DIRECTIONS ::
Please transcribe the data below exactly. Leave the pictures out.

DATA SUPPLIED ::
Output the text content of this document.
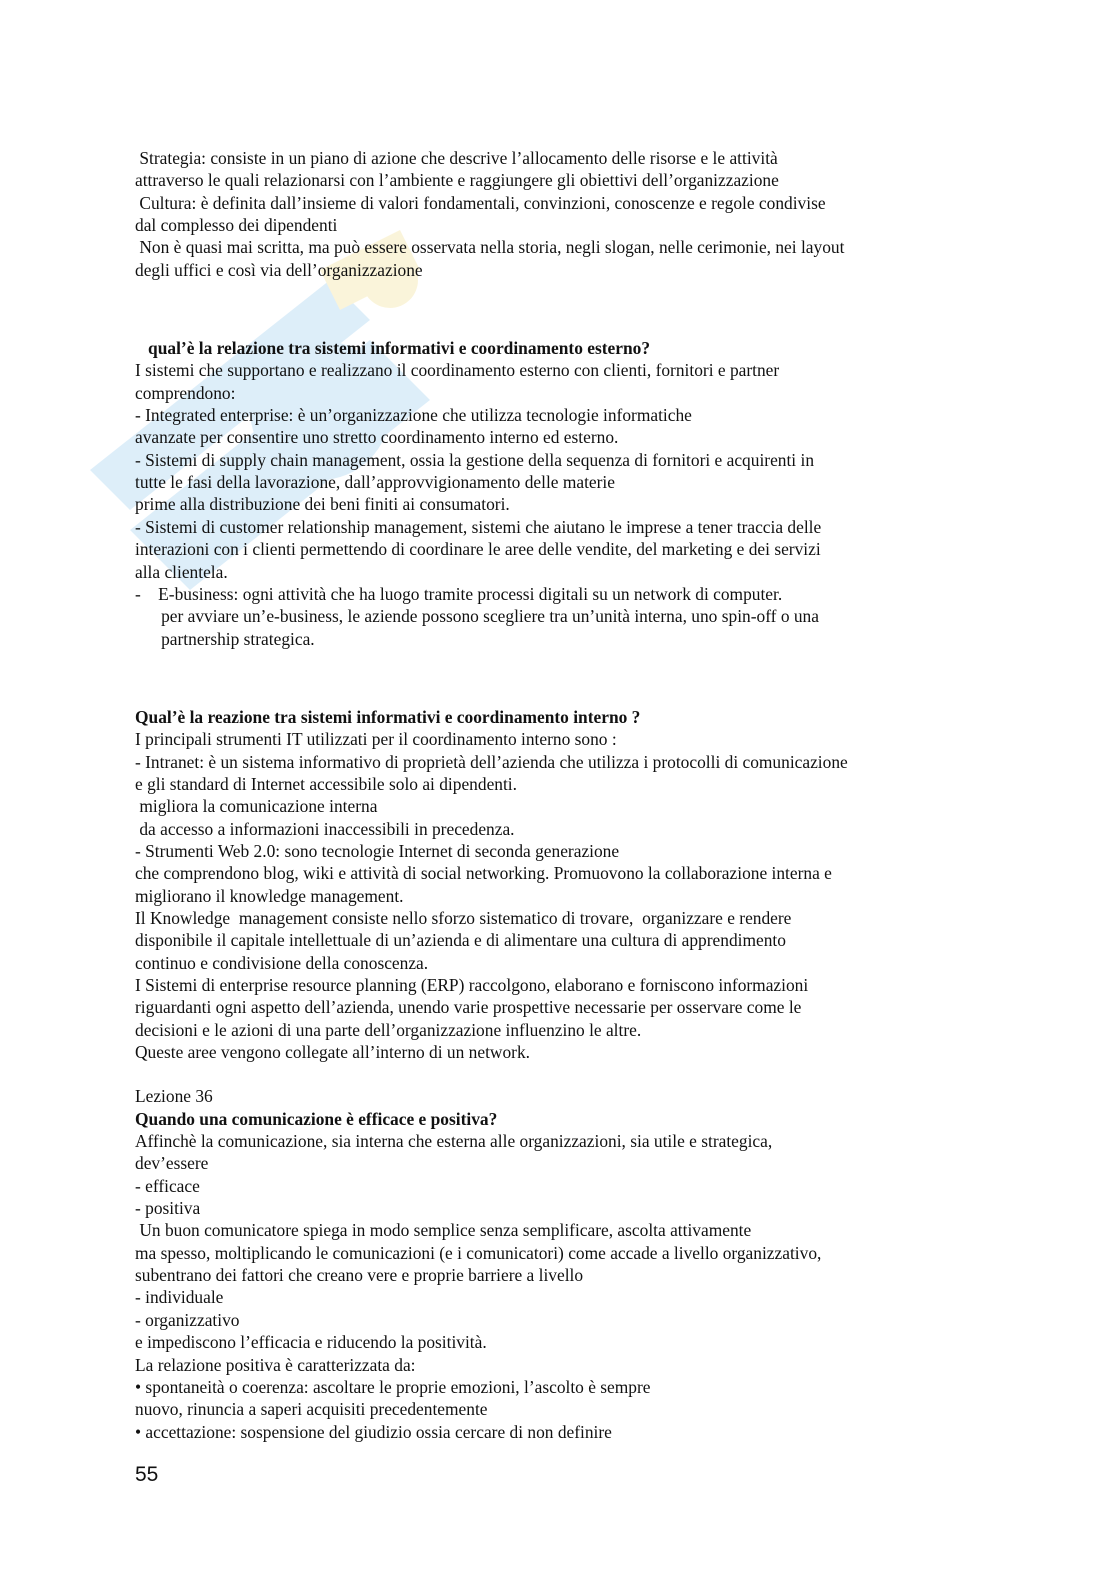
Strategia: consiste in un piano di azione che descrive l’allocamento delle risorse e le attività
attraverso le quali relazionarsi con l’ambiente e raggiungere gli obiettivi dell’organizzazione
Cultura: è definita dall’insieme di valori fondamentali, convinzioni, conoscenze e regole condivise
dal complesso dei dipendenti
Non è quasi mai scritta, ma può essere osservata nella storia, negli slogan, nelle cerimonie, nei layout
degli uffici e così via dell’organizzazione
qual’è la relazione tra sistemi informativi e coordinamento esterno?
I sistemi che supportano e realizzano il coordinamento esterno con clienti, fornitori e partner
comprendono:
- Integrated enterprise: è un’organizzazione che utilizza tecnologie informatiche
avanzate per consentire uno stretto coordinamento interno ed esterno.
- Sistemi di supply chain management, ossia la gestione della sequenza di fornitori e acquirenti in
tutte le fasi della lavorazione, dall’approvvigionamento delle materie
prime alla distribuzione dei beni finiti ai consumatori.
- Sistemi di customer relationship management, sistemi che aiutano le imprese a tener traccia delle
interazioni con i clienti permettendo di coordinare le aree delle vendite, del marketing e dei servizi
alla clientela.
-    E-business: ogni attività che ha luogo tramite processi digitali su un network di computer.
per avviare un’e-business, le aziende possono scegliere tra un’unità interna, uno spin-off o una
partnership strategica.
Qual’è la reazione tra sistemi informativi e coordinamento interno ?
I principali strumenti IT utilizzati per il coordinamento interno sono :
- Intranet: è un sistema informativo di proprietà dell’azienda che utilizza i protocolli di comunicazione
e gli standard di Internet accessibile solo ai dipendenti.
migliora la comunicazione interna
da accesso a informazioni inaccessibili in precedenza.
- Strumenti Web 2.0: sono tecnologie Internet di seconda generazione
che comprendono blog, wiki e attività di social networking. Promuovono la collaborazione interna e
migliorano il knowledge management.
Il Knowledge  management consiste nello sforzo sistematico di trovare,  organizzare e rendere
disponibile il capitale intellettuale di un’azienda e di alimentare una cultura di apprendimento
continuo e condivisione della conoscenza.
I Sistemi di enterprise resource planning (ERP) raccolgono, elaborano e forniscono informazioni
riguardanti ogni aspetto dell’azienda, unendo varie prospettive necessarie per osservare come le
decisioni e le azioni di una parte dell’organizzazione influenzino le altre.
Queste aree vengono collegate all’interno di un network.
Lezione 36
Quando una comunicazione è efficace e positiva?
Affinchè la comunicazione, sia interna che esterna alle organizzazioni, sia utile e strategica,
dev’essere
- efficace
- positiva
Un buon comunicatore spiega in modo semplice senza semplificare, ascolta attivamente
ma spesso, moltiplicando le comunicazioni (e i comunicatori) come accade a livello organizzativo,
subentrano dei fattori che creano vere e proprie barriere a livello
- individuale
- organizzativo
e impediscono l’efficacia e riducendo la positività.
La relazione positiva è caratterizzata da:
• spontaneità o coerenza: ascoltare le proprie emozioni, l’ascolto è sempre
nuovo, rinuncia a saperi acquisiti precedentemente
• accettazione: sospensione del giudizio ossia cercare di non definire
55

TASK SOLUTION ::
Output the text content of this document.
Strategia: consiste in un piano di azione che descrive l’allocamento delle risorse e le attività
attraverso le quali relazionarsi con l’ambiente e raggiungere gli obiettivi dell’organizzazione
Cultura: è definita dall’insieme di valori fondamentali, convinzioni, conoscenze e regole condivise
dal complesso dei dipendenti
Non è quasi mai scritta, ma può essere osservata nella storia, negli slogan, nelle cerimonie, nei layout
degli uffici e così via dell’organizzazione
qual’è la relazione tra sistemi informativi e coordinamento esterno?
I sistemi che supportano e realizzano il coordinamento esterno con clienti, fornitori e partner
comprendono:
- Integrated enterprise: è un’organizzazione che utilizza tecnologie informatiche
avanzate per consentire uno stretto coordinamento interno ed esterno.
- Sistemi di supply chain management, ossia la gestione della sequenza di fornitori e acquirenti in
tutte le fasi della lavorazione, dall’approvvigionamento delle materie
prime alla distribuzione dei beni finiti ai consumatori.
- Sistemi di customer relationship management, sistemi che aiutano le imprese a tener traccia delle
interazioni con i clienti permettendo di coordinare le aree delle vendite, del marketing e dei servizi
alla clientela.
-    E-business: ogni attività che ha luogo tramite processi digitali su un network di computer.
per avviare un’e-business, le aziende possono scegliere tra un’unità interna, uno spin-off o una
partnership strategica.
Qual’è la reazione tra sistemi informativi e coordinamento interno ?
I principali strumenti IT utilizzati per il coordinamento interno sono :
- Intranet: è un sistema informativo di proprietà dell’azienda che utilizza i protocolli di comunicazione
e gli standard di Internet accessibile solo ai dipendenti.
migliora la comunicazione interna
da accesso a informazioni inaccessibili in precedenza.
- Strumenti Web 2.0: sono tecnologie Internet di seconda generazione
che comprendono blog, wiki e attività di social networking. Promuovono la collaborazione interna e
migliorano il knowledge management.
Il Knowledge  management consiste nello sforzo sistematico di trovare,  organizzare e rendere
disponibile il capitale intellettuale di un’azienda e di alimentare una cultura di apprendimento
continuo e condivisione della conoscenza.
I Sistemi di enterprise resource planning (ERP) raccolgono, elaborano e forniscono informazioni
riguardanti ogni aspetto dell’azienda, unendo varie prospettive necessarie per osservare come le
decisioni e le azioni di una parte dell’organizzazione influenzino le altre.
Queste aree vengono collegate all’interno di un network.
Lezione 36
Quando una comunicazione è efficace e positiva?
Affinchè la comunicazione, sia interna che esterna alle organizzazioni, sia utile e strategica,
dev’essere
- efficace
- positiva
Un buon comunicatore spiega in modo semplice senza semplificare, ascolta attivamente
ma spesso, moltiplicando le comunicazioni (e i comunicatori) come accade a livello organizzativo,
subentrano dei fattori che creano vere e proprie barriere a livello
- individuale
- organizzativo
e impediscono l’efficacia e riducendo la positività.
La relazione positiva è caratterizzata da:
• spontaneità o coerenza: ascoltare le proprie emozioni, l’ascolto è sempre
nuovo, rinuncia a saperi acquisiti precedentemente
• accettazione: sospensione del giudizio ossia cercare di non definire
55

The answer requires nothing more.